→ Aim of the task
Reproduce all of the data that follows, character for character.

→ Extracted material
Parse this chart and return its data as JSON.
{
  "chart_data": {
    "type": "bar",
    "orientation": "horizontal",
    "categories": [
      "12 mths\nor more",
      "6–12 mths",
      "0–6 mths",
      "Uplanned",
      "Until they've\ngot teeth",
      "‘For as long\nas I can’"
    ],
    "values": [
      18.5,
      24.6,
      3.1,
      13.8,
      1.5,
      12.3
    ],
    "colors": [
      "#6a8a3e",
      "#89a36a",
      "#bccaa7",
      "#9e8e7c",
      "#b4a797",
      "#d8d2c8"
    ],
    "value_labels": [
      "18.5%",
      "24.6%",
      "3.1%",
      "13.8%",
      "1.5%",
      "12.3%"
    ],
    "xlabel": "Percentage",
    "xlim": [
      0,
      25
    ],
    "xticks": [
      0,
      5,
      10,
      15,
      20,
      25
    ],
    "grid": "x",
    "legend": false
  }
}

→ Full output
Parse this chart and return its data as JSON.
{
  "chart_data": {
    "type": "bar",
    "orientation": "horizontal",
    "categories": [
      "12 mths\nor more",
      "6–12 mths",
      "0–6 mths",
      "Uplanned",
      "Until they've\ngot teeth",
      "‘For as long\nas I can’"
    ],
    "values": [
      18.5,
      24.6,
      3.1,
      13.8,
      1.5,
      12.3
    ],
    "colors": [
      "#6a8a3e",
      "#89a36a",
      "#bccaa7",
      "#9e8e7c",
      "#b4a797",
      "#d8d2c8"
    ],
    "value_labels": [
      "18.5%",
      "24.6%",
      "3.1%",
      "13.8%",
      "1.5%",
      "12.3%"
    ],
    "xlabel": "Percentage",
    "xlim": [
      0,
      25
    ],
    "xticks": [
      0,
      5,
      10,
      15,
      20,
      25
    ],
    "grid": "x",
    "legend": false
  }
}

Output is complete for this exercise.